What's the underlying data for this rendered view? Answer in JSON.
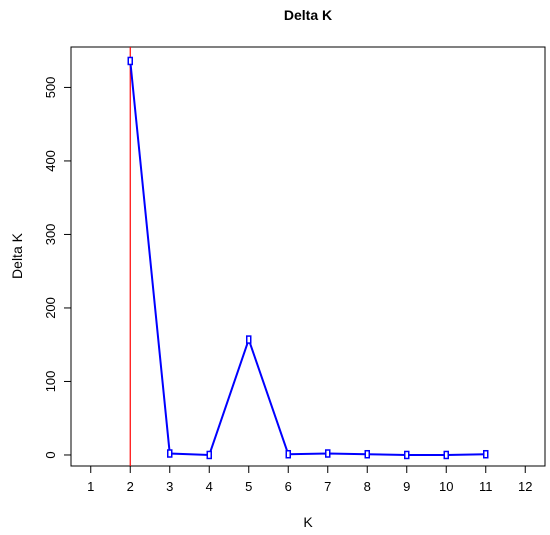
{
  "chart_data": {
    "type": "line",
    "title": "Delta K",
    "xlabel": "K",
    "ylabel": "Delta K",
    "xlim": [
      0.5,
      12.5
    ],
    "ylim": [
      -15,
      555
    ],
    "x_ticks": [
      1,
      2,
      3,
      4,
      5,
      6,
      7,
      8,
      9,
      10,
      11,
      12
    ],
    "y_ticks": [
      0,
      100,
      200,
      300,
      400,
      500
    ],
    "x_tick_labels": [
      "1",
      "2",
      "3",
      "4",
      "5",
      "6",
      "7",
      "8",
      "9",
      "10",
      "11",
      "12"
    ],
    "y_tick_labels": [
      "0",
      "100",
      "200",
      "300",
      "400",
      "500"
    ],
    "grid": false,
    "reference_line": {
      "x": 2,
      "color": "#ff0000"
    },
    "series": [
      {
        "color": "#0000ff",
        "x": [
          2,
          3,
          4,
          5,
          6,
          7,
          8,
          9,
          10,
          11
        ],
        "y": [
          536,
          2,
          0,
          157,
          1,
          2,
          1,
          0,
          0,
          1
        ]
      }
    ]
  }
}
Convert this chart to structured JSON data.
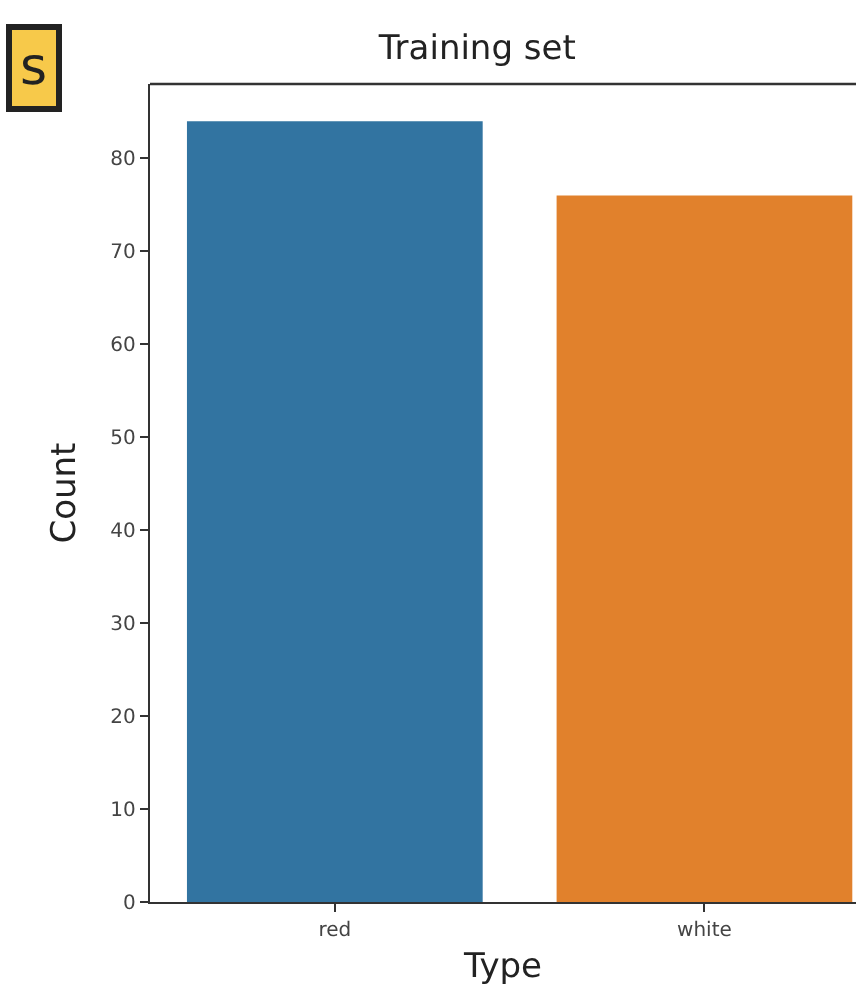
{
  "chart_data": {
    "type": "bar",
    "title": "Training set",
    "xlabel": "Type",
    "ylabel": "Count",
    "categories": [
      "red",
      "white"
    ],
    "colors": [
      "#3274a1",
      "#e1812c"
    ],
    "values": [
      84,
      76
    ],
    "ylim": [
      0,
      88
    ],
    "yticks": [
      0,
      10,
      20,
      30,
      40,
      50,
      60,
      70,
      80
    ],
    "annotations": [
      "s"
    ]
  }
}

● ● ● ● ● ● ●

Generate a word-for-word copy of the preceding records, excluding all pictures.

What's the underlying data for this rendered view? Answer in JSON.
{
  "chart_data": {
    "type": "line",
    "title": "Delta K",
    "xlabel": "K",
    "ylabel": "Delta K",
    "xlim": [
      0.5,
      12.5
    ],
    "ylim": [
      -15,
      555
    ],
    "x_ticks": [
      1,
      2,
      3,
      4,
      5,
      6,
      7,
      8,
      9,
      10,
      11,
      12
    ],
    "y_ticks": [
      0,
      100,
      200,
      300,
      400,
      500
    ],
    "x_tick_labels": [
      "1",
      "2",
      "3",
      "4",
      "5",
      "6",
      "7",
      "8",
      "9",
      "10",
      "11",
      "12"
    ],
    "y_tick_labels": [
      "0",
      "100",
      "200",
      "300",
      "400",
      "500"
    ],
    "grid": false,
    "reference_line": {
      "x": 2,
      "color": "#ff0000"
    },
    "series": [
      {
        "color": "#0000ff",
        "x": [
          2,
          3,
          4,
          5,
          6,
          7,
          8,
          9,
          10,
          11
        ],
        "y": [
          536,
          2,
          0,
          157,
          1,
          2,
          1,
          0,
          0,
          1
        ]
      }
    ]
  }
}
Convert this chart to structured JSON data.
{
  "chart_data": {
    "type": "bar",
    "title": "Training set",
    "xlabel": "Type",
    "ylabel": "Count",
    "categories": [
      "red",
      "white"
    ],
    "colors": [
      "#3274a1",
      "#e1812c"
    ],
    "values": [
      84,
      76
    ],
    "ylim": [
      0,
      88
    ],
    "yticks": [
      0,
      10,
      20,
      30,
      40,
      50,
      60,
      70,
      80
    ],
    "annotations": [
      "s"
    ]
  }
}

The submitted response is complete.